> **GIVEN REQUEST**: Output every line below exactly.

Excerpts from a figure dataset:
* * * * * * * * *
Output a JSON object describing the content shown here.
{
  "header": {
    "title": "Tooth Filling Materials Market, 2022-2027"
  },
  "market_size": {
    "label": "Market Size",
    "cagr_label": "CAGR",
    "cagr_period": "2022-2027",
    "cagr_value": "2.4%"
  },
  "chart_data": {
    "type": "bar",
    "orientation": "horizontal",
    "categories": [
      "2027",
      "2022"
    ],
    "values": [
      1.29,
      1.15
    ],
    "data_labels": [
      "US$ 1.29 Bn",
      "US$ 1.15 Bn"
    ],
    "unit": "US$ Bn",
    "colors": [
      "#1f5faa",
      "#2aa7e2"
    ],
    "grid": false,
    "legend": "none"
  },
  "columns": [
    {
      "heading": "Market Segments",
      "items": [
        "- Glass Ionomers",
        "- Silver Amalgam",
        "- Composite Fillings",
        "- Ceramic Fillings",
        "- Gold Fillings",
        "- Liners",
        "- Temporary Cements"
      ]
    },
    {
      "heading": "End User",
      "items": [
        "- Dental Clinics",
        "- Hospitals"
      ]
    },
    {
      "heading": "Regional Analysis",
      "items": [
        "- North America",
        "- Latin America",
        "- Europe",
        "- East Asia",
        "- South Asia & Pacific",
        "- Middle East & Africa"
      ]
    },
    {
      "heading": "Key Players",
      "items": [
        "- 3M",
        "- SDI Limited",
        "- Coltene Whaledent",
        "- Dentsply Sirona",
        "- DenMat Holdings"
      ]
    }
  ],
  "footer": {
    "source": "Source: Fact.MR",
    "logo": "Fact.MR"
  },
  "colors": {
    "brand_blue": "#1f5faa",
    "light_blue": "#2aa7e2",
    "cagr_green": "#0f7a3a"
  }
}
* * * * * * * * *
> **WRITTEN ANSWER**:
Output a JSON object describing the content shown here.
{
  "header": {
    "title": "Tooth Filling Materials Market, 2022-2027"
  },
  "market_size": {
    "label": "Market Size",
    "cagr_label": "CAGR",
    "cagr_period": "2022-2027",
    "cagr_value": "2.4%"
  },
  "chart_data": {
    "type": "bar",
    "orientation": "horizontal",
    "categories": [
      "2027",
      "2022"
    ],
    "values": [
      1.29,
      1.15
    ],
    "data_labels": [
      "US$ 1.29 Bn",
      "US$ 1.15 Bn"
    ],
    "unit": "US$ Bn",
    "colors": [
      "#1f5faa",
      "#2aa7e2"
    ],
    "grid": false,
    "legend": "none"
  },
  "columns": [
    {
      "heading": "Market Segments",
      "items": [
        "- Glass Ionomers",
        "- Silver Amalgam",
        "- Composite Fillings",
        "- Ceramic Fillings",
        "- Gold Fillings",
        "- Liners",
        "- Temporary Cements"
      ]
    },
    {
      "heading": "End User",
      "items": [
        "- Dental Clinics",
        "- Hospitals"
      ]
    },
    {
      "heading": "Regional Analysis",
      "items": [
        "- North America",
        "- Latin America",
        "- Europe",
        "- East Asia",
        "- South Asia & Pacific",
        "- Middle East & Africa"
      ]
    },
    {
      "heading": "Key Players",
      "items": [
        "- 3M",
        "- SDI Limited",
        "- Coltene Whaledent",
        "- Dentsply Sirona",
        "- DenMat Holdings"
      ]
    }
  ],
  "footer": {
    "source": "Source: Fact.MR",
    "logo": "Fact.MR"
  },
  "colors": {
    "brand_blue": "#1f5faa",
    "light_blue": "#2aa7e2",
    "cagr_green": "#0f7a3a"
  }
}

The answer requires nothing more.